> [Entries]:

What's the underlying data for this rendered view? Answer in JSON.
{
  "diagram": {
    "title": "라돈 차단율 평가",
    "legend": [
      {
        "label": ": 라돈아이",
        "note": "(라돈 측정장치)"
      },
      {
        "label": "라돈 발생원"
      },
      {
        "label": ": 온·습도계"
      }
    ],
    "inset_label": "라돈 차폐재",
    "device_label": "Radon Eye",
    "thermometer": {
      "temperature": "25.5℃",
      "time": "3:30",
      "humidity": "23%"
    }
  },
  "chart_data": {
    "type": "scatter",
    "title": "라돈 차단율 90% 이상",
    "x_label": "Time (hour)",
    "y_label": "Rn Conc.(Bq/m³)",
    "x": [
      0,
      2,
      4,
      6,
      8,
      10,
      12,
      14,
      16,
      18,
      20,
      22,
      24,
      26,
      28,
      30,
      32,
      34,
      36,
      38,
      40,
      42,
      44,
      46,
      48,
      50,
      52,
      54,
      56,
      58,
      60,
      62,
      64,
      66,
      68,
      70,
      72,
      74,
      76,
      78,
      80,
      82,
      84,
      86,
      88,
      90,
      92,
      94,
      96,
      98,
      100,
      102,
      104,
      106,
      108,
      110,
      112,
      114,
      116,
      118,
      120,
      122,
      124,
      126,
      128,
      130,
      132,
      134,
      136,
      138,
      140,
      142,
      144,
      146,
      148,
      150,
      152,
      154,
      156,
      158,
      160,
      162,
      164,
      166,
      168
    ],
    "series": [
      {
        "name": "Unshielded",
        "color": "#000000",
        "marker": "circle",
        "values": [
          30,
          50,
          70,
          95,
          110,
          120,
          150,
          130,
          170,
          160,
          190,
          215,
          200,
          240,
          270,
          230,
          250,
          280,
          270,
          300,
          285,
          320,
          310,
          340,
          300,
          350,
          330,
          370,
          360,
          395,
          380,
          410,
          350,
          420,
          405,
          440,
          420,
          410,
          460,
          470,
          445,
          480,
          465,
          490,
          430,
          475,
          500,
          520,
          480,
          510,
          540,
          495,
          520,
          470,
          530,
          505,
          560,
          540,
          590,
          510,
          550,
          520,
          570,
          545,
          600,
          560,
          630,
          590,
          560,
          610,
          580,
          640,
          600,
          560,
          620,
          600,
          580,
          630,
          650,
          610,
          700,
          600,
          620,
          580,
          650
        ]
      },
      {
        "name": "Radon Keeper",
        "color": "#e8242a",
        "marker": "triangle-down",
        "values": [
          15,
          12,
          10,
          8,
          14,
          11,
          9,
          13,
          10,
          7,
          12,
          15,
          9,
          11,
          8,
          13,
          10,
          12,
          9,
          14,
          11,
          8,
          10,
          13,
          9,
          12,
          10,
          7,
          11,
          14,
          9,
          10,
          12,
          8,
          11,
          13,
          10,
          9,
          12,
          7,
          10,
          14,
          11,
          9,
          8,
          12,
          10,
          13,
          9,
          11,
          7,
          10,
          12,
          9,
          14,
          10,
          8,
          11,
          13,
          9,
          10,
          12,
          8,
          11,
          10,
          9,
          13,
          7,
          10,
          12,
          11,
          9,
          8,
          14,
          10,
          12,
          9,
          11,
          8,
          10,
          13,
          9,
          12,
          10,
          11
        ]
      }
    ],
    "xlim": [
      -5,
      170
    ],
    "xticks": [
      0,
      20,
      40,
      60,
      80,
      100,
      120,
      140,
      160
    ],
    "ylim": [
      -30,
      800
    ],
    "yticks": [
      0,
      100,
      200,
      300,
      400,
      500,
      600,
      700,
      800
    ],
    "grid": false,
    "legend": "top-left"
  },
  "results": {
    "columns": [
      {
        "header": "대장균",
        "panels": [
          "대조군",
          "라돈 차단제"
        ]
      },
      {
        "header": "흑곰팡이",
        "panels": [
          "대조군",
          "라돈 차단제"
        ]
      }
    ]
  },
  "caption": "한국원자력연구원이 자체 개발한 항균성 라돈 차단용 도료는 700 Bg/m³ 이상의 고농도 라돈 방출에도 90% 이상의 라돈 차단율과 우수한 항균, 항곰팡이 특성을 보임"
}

* * *

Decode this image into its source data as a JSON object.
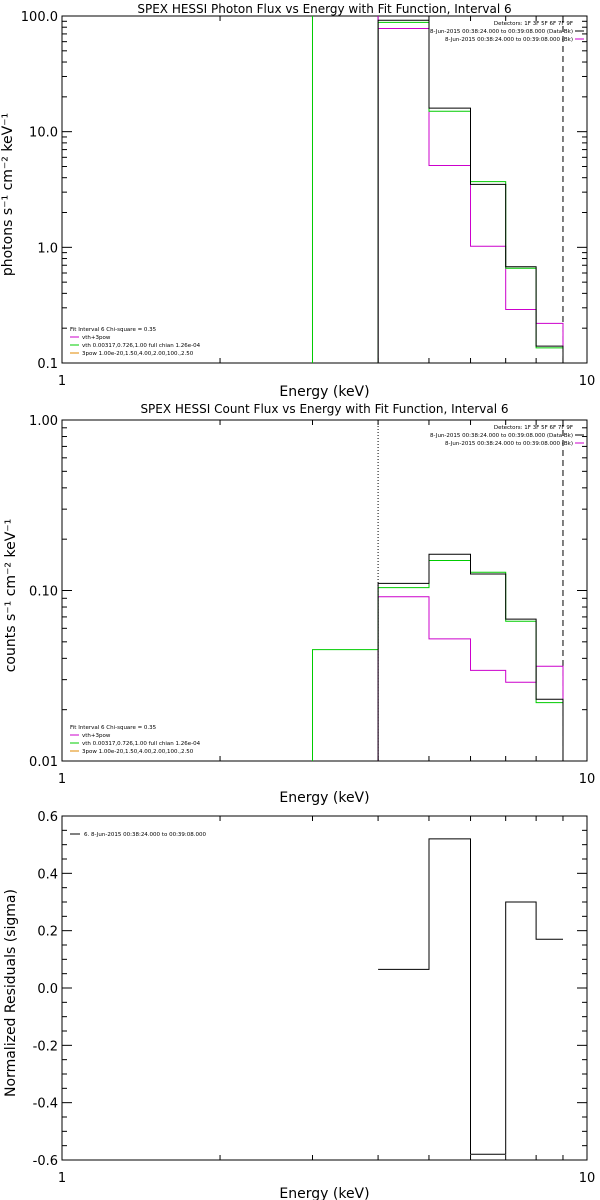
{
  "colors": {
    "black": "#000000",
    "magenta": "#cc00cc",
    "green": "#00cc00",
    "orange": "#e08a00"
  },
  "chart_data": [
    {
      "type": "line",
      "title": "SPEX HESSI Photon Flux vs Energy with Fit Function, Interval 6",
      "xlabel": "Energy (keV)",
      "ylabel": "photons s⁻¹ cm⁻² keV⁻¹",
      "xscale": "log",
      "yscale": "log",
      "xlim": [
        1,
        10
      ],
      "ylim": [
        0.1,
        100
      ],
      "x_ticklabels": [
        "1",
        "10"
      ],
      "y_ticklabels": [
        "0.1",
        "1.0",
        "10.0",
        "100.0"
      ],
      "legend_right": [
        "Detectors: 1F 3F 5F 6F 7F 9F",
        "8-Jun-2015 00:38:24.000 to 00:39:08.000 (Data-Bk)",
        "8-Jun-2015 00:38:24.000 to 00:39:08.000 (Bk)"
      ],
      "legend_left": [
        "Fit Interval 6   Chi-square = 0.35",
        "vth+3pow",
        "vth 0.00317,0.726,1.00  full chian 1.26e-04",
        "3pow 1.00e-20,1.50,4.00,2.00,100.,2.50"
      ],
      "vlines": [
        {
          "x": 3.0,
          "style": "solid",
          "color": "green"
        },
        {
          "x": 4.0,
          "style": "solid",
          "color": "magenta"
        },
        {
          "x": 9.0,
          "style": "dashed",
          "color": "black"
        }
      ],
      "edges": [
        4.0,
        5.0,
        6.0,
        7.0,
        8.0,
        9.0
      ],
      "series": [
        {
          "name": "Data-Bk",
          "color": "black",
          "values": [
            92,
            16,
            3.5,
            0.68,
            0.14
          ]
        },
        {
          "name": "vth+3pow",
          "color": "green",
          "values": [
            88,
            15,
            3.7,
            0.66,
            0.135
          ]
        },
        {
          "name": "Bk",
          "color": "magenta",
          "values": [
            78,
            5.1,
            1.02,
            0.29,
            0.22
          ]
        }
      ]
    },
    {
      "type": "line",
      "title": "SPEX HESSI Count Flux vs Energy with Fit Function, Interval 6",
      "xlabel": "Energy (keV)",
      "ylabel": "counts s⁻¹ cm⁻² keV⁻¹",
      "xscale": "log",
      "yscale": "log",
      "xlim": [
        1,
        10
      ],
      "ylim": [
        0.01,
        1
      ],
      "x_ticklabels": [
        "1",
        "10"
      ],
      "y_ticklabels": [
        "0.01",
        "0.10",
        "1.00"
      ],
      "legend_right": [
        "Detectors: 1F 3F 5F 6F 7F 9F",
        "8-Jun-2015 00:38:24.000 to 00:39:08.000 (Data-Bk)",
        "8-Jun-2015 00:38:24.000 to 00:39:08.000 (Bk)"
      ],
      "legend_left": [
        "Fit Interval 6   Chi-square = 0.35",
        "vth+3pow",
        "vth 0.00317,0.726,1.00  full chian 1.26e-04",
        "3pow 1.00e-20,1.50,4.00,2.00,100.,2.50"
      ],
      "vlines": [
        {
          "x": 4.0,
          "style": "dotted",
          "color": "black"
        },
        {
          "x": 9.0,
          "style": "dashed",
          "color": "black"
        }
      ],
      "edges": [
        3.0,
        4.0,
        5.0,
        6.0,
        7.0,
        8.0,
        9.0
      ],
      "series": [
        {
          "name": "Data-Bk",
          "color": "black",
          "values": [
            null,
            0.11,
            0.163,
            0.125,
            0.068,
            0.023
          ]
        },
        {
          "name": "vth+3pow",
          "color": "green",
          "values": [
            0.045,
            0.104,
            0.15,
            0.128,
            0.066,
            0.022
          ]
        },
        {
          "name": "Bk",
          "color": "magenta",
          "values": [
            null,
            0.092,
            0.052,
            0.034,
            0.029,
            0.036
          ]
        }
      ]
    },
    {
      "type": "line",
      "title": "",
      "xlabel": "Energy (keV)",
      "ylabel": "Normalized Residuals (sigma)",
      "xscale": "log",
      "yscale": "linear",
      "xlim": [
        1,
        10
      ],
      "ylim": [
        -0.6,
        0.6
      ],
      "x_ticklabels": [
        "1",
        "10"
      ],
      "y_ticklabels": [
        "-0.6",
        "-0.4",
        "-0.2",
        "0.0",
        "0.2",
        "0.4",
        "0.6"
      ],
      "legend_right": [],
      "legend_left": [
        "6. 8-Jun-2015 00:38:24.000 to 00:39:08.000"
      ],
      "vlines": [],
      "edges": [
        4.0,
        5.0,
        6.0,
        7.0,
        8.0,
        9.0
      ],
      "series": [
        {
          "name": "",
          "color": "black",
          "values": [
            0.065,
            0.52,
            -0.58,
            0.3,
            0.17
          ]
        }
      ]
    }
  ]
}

--

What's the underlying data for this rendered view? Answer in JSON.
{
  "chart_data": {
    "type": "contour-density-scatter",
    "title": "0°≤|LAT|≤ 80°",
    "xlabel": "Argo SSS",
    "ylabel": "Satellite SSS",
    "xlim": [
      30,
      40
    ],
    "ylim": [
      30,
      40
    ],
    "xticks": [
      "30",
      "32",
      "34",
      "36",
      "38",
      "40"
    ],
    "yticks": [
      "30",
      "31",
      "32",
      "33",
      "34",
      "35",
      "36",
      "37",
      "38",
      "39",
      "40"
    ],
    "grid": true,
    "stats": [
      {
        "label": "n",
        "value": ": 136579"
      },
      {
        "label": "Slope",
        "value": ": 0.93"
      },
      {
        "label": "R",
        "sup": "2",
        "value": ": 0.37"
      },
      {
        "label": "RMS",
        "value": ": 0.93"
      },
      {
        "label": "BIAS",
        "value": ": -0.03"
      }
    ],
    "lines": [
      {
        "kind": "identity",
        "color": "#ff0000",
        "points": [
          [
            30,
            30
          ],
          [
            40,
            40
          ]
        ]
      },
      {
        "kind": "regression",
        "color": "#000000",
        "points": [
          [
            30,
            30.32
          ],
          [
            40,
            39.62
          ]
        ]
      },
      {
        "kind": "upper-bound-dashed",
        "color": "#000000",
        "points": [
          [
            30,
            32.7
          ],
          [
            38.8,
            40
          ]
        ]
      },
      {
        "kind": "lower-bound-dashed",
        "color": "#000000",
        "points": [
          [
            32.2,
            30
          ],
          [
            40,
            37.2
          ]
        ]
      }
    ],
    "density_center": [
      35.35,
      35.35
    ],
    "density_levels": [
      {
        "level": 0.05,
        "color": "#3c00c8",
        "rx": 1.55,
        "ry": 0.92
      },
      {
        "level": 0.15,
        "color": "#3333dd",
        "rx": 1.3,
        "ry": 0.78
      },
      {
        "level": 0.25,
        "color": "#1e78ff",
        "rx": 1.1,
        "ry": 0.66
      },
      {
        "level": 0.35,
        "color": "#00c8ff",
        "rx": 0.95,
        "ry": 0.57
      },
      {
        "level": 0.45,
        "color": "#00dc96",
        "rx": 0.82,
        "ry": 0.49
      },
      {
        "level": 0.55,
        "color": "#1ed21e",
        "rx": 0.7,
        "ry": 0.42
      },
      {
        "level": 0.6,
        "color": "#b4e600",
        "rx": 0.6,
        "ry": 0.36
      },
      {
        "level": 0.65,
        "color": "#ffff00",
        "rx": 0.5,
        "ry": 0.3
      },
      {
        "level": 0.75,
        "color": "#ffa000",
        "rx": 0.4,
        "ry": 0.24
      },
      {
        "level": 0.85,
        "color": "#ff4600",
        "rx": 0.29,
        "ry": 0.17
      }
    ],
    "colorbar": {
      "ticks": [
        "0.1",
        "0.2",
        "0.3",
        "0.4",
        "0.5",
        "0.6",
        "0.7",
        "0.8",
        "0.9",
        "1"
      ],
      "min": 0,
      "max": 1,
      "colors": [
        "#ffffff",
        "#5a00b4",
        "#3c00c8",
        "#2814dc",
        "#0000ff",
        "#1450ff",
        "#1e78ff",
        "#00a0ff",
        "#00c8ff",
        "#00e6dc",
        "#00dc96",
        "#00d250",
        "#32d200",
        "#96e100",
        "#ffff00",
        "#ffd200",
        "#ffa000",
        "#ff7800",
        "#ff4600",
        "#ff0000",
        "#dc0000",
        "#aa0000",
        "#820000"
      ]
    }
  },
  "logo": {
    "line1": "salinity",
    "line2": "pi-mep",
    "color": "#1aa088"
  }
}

> [The problem]:
Scan the material above. Copy each line that holds the word "with".

> [Result for this exercise]:
      "title": "SPEX HESSI Photon Flux vs Energy with Fit Function, Interval 6",
      "title": "SPEX HESSI Count Flux vs Energy with Fit Function, Interval 6",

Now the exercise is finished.